Items from a figure collection:
• • • •
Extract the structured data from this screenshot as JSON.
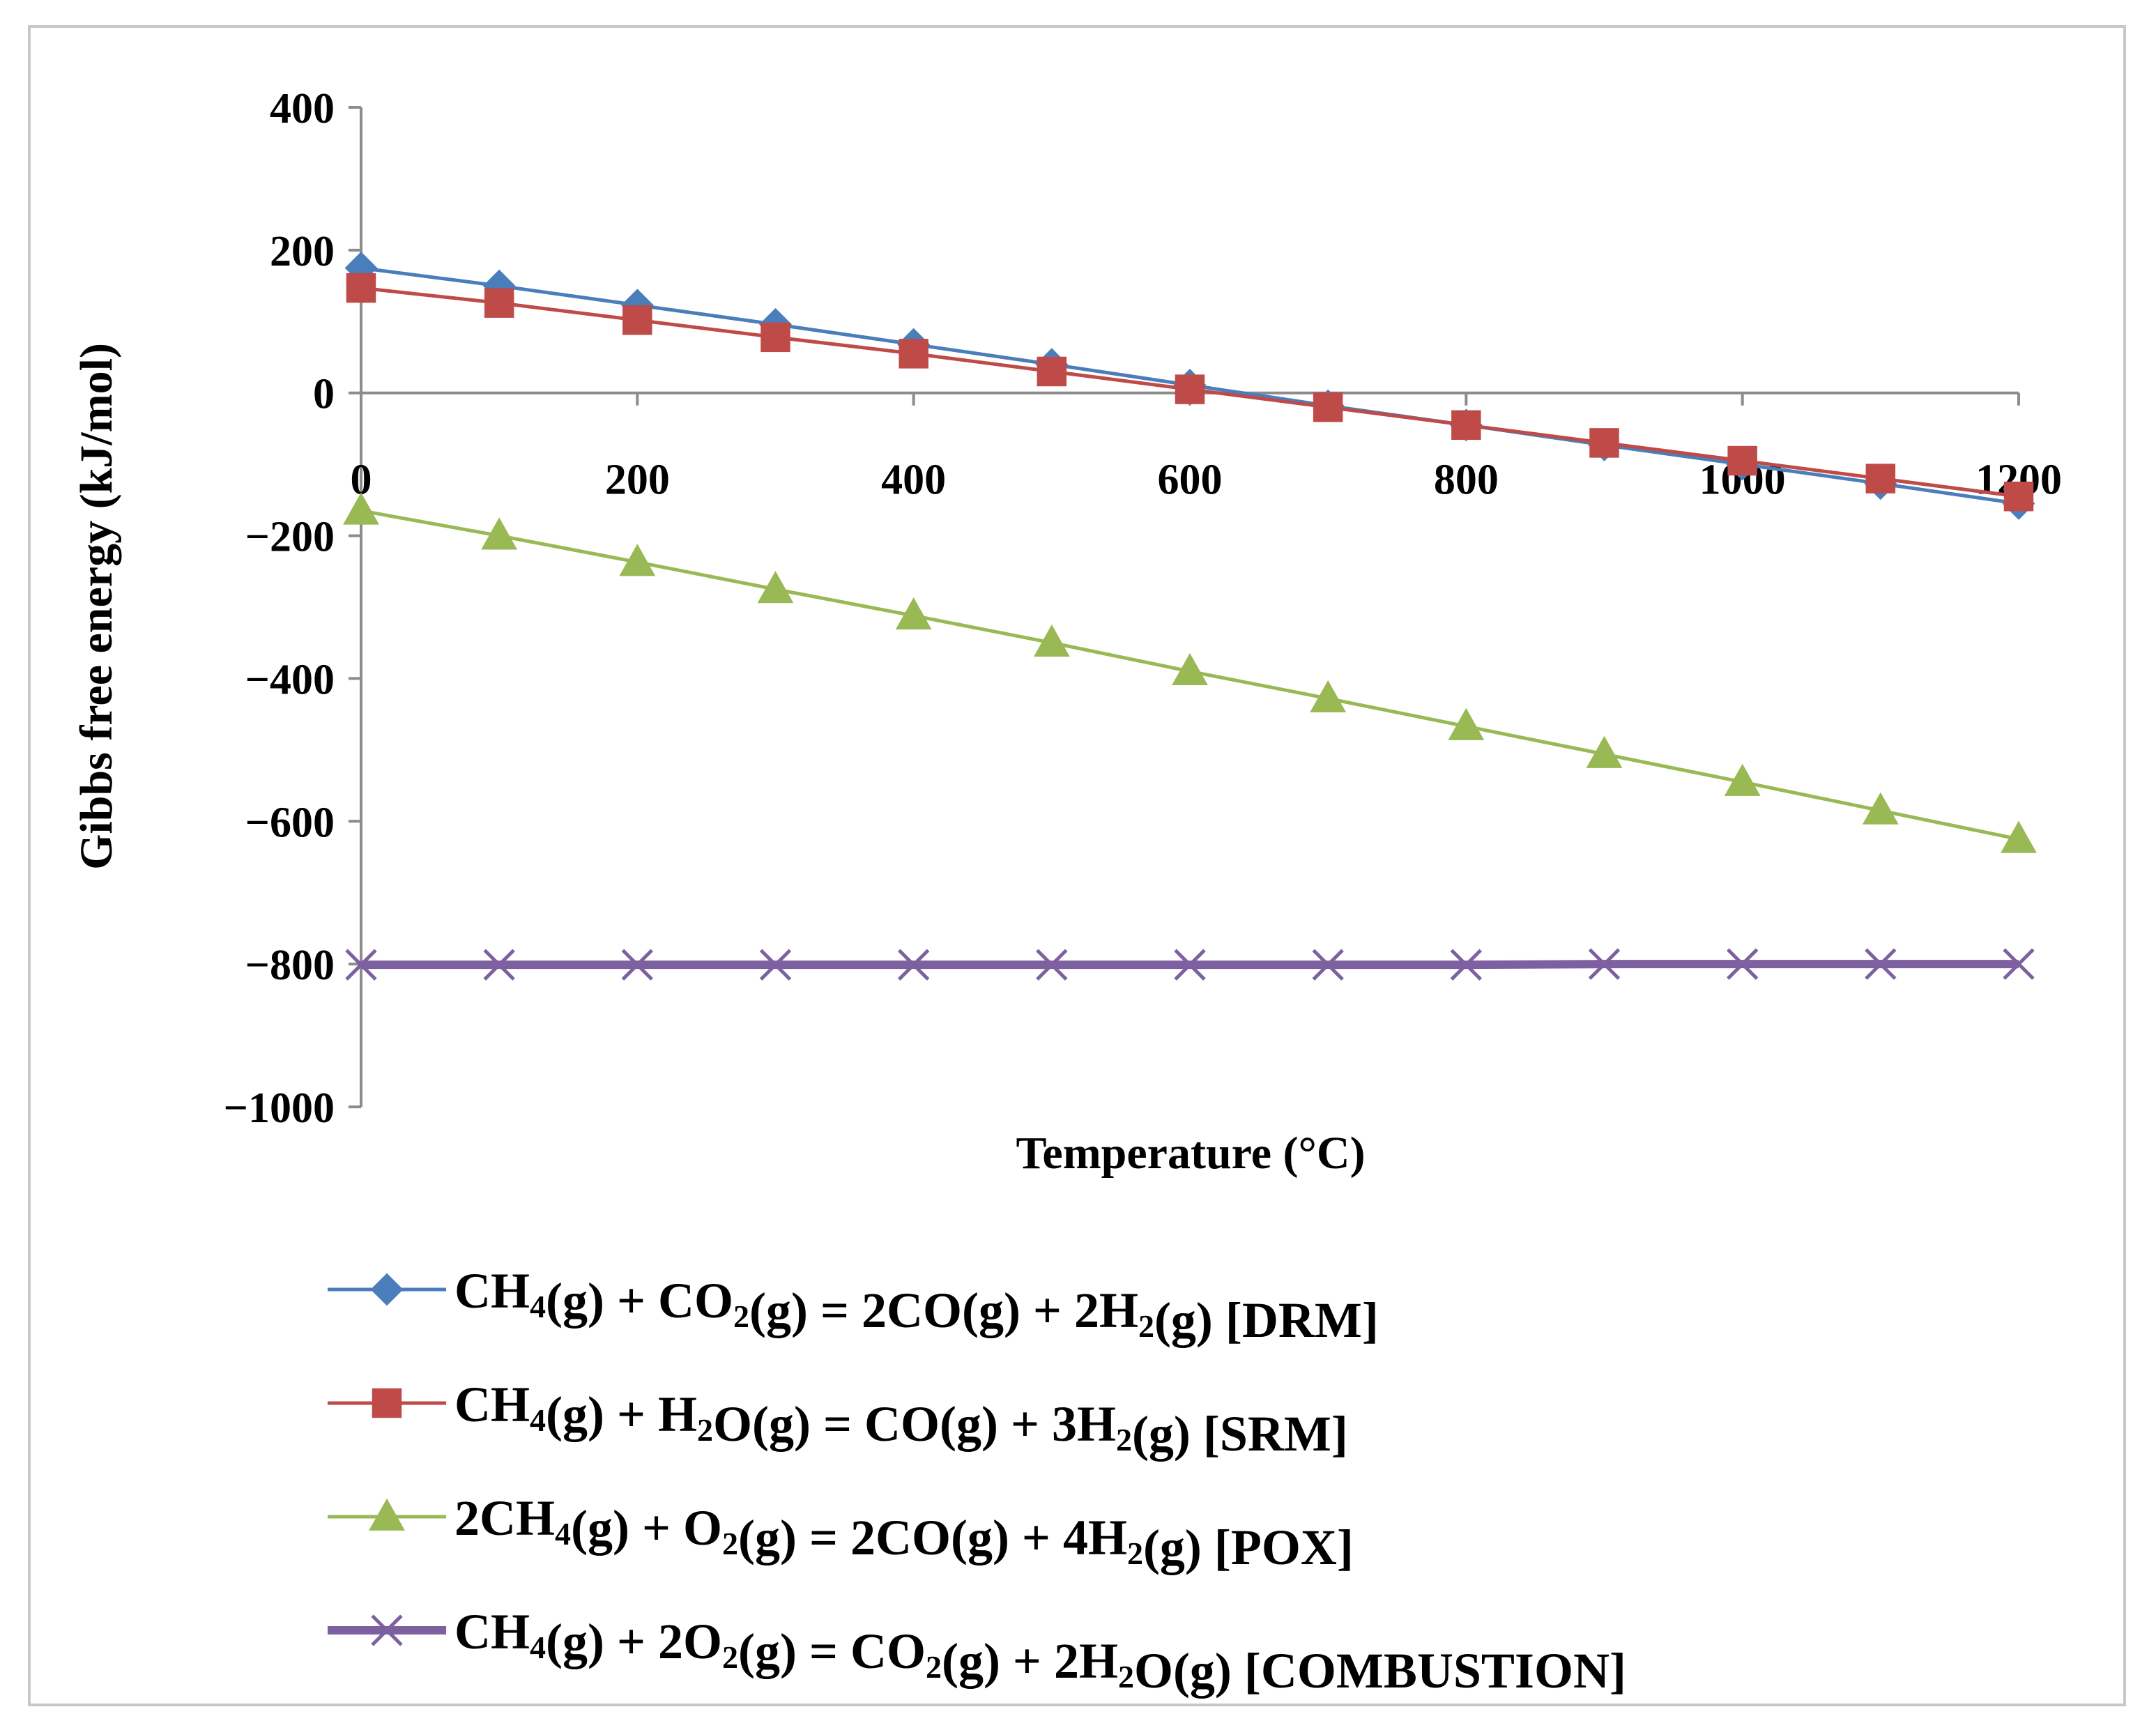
{
  "chart_data": {
    "type": "line",
    "title": "",
    "xlabel": "Temperature (°C)",
    "ylabel": "Gibbs free energy (kJ/mol)",
    "ylim": [
      -1000,
      400
    ],
    "xlim": [
      0,
      1200
    ],
    "yticks": [
      400,
      200,
      0,
      -200,
      -400,
      -600,
      -800,
      -1000
    ],
    "ytick_labels": [
      "400",
      "200",
      "0",
      "−200",
      "−400",
      "−600",
      "−800",
      "−1000"
    ],
    "xticks": [
      0,
      200,
      400,
      600,
      800,
      1000,
      1200
    ],
    "xtick_labels": [
      "0",
      "200",
      "400",
      "600",
      "800",
      "1000",
      "1200"
    ],
    "grid": false,
    "legend_position": "bottom",
    "x": [
      0,
      100,
      200,
      300,
      400,
      500,
      600,
      700,
      800,
      900,
      1000,
      1100,
      1200
    ],
    "series": [
      {
        "name": "CH4(g) + CO2(g) = 2CO(g) + 2H2(g) [DRM]",
        "label_parts": [
          [
            "CH",
            false
          ],
          [
            "4",
            true
          ],
          [
            "(g) + CO",
            false
          ],
          [
            "2",
            true
          ],
          [
            "(g) = 2CO(g) + 2H",
            false
          ],
          [
            "2",
            true
          ],
          [
            "(g) [DRM]",
            false
          ]
        ],
        "color": "#4a7ebb",
        "marker": "diamond",
        "values": [
          175,
          150,
          123,
          96,
          68,
          40,
          11,
          -18,
          -45,
          -73,
          -100,
          -127,
          -155
        ]
      },
      {
        "name": "CH4(g) + H2O(g) = CO(g) + 3H2(g) [SRM]",
        "label_parts": [
          [
            "CH",
            false
          ],
          [
            "4",
            true
          ],
          [
            "(g) + H",
            false
          ],
          [
            "2",
            true
          ],
          [
            "O(g) = CO(g) + 3H",
            false
          ],
          [
            "2",
            true
          ],
          [
            "(g) [SRM]",
            false
          ]
        ],
        "color": "#be4b48",
        "marker": "square",
        "values": [
          147,
          126,
          102,
          78,
          55,
          30,
          5,
          -20,
          -45,
          -70,
          -95,
          -120,
          -145
        ]
      },
      {
        "name": "2CH4(g) + O2(g) = 2CO(g) + 4H2(g) [POX]",
        "label_parts": [
          [
            "2CH",
            false
          ],
          [
            "4",
            true
          ],
          [
            "(g) + O",
            false
          ],
          [
            "2",
            true
          ],
          [
            "(g) = 2CO(g) + 4H",
            false
          ],
          [
            "2",
            true
          ],
          [
            "(g) [POX]",
            false
          ]
        ],
        "color": "#98b954",
        "marker": "triangle",
        "values": [
          -165,
          -200,
          -237,
          -275,
          -312,
          -350,
          -390,
          -428,
          -467,
          -506,
          -545,
          -585,
          -625
        ]
      },
      {
        "name": "CH4(g) + 2O2(g) = CO2(g) + 2H2O(g) [COMBUSTION]",
        "label_parts": [
          [
            "CH",
            false
          ],
          [
            "4",
            true
          ],
          [
            "(g) + 2O",
            false
          ],
          [
            "2",
            true
          ],
          [
            "(g) = CO",
            false
          ],
          [
            "2",
            true
          ],
          [
            "(g) + 2H",
            false
          ],
          [
            "2",
            true
          ],
          [
            "O(g) [COMBUSTION]",
            false
          ]
        ],
        "color": "#7d60a0",
        "marker": "x",
        "values": [
          -801,
          -801,
          -801,
          -801,
          -801,
          -801,
          -801,
          -801,
          -801,
          -800,
          -800,
          -800,
          -800
        ]
      }
    ]
  }
}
• • • •
> [What you will do]: Restate the records word for word, omitting images.

> [Solved problem]:
Extract the structured data from this screenshot as JSON.
{
  "chart_data": {
    "type": "line",
    "title": "",
    "xlabel": "Temperature (°C)",
    "ylabel": "Gibbs free energy (kJ/mol)",
    "ylim": [
      -1000,
      400
    ],
    "xlim": [
      0,
      1200
    ],
    "yticks": [
      400,
      200,
      0,
      -200,
      -400,
      -600,
      -800,
      -1000
    ],
    "ytick_labels": [
      "400",
      "200",
      "0",
      "−200",
      "−400",
      "−600",
      "−800",
      "−1000"
    ],
    "xticks": [
      0,
      200,
      400,
      600,
      800,
      1000,
      1200
    ],
    "xtick_labels": [
      "0",
      "200",
      "400",
      "600",
      "800",
      "1000",
      "1200"
    ],
    "grid": false,
    "legend_position": "bottom",
    "x": [
      0,
      100,
      200,
      300,
      400,
      500,
      600,
      700,
      800,
      900,
      1000,
      1100,
      1200
    ],
    "series": [
      {
        "name": "CH4(g) + CO2(g) = 2CO(g) + 2H2(g) [DRM]",
        "label_parts": [
          [
            "CH",
            false
          ],
          [
            "4",
            true
          ],
          [
            "(g) + CO",
            false
          ],
          [
            "2",
            true
          ],
          [
            "(g) = 2CO(g) + 2H",
            false
          ],
          [
            "2",
            true
          ],
          [
            "(g) [DRM]",
            false
          ]
        ],
        "color": "#4a7ebb",
        "marker": "diamond",
        "values": [
          175,
          150,
          123,
          96,
          68,
          40,
          11,
          -18,
          -45,
          -73,
          -100,
          -127,
          -155
        ]
      },
      {
        "name": "CH4(g) + H2O(g) = CO(g) + 3H2(g) [SRM]",
        "label_parts": [
          [
            "CH",
            false
          ],
          [
            "4",
            true
          ],
          [
            "(g) + H",
            false
          ],
          [
            "2",
            true
          ],
          [
            "O(g) = CO(g) + 3H",
            false
          ],
          [
            "2",
            true
          ],
          [
            "(g) [SRM]",
            false
          ]
        ],
        "color": "#be4b48",
        "marker": "square",
        "values": [
          147,
          126,
          102,
          78,
          55,
          30,
          5,
          -20,
          -45,
          -70,
          -95,
          -120,
          -145
        ]
      },
      {
        "name": "2CH4(g) + O2(g) = 2CO(g) + 4H2(g) [POX]",
        "label_parts": [
          [
            "2CH",
            false
          ],
          [
            "4",
            true
          ],
          [
            "(g) + O",
            false
          ],
          [
            "2",
            true
          ],
          [
            "(g) = 2CO(g) + 4H",
            false
          ],
          [
            "2",
            true
          ],
          [
            "(g) [POX]",
            false
          ]
        ],
        "color": "#98b954",
        "marker": "triangle",
        "values": [
          -165,
          -200,
          -237,
          -275,
          -312,
          -350,
          -390,
          -428,
          -467,
          -506,
          -545,
          -585,
          -625
        ]
      },
      {
        "name": "CH4(g) + 2O2(g) = CO2(g) + 2H2O(g) [COMBUSTION]",
        "label_parts": [
          [
            "CH",
            false
          ],
          [
            "4",
            true
          ],
          [
            "(g) + 2O",
            false
          ],
          [
            "2",
            true
          ],
          [
            "(g) = CO",
            false
          ],
          [
            "2",
            true
          ],
          [
            "(g) + 2H",
            false
          ],
          [
            "2",
            true
          ],
          [
            "O(g) [COMBUSTION]",
            false
          ]
        ],
        "color": "#7d60a0",
        "marker": "x",
        "values": [
          -801,
          -801,
          -801,
          -801,
          -801,
          -801,
          -801,
          -801,
          -801,
          -800,
          -800,
          -800,
          -800
        ]
      }
    ]
  }
}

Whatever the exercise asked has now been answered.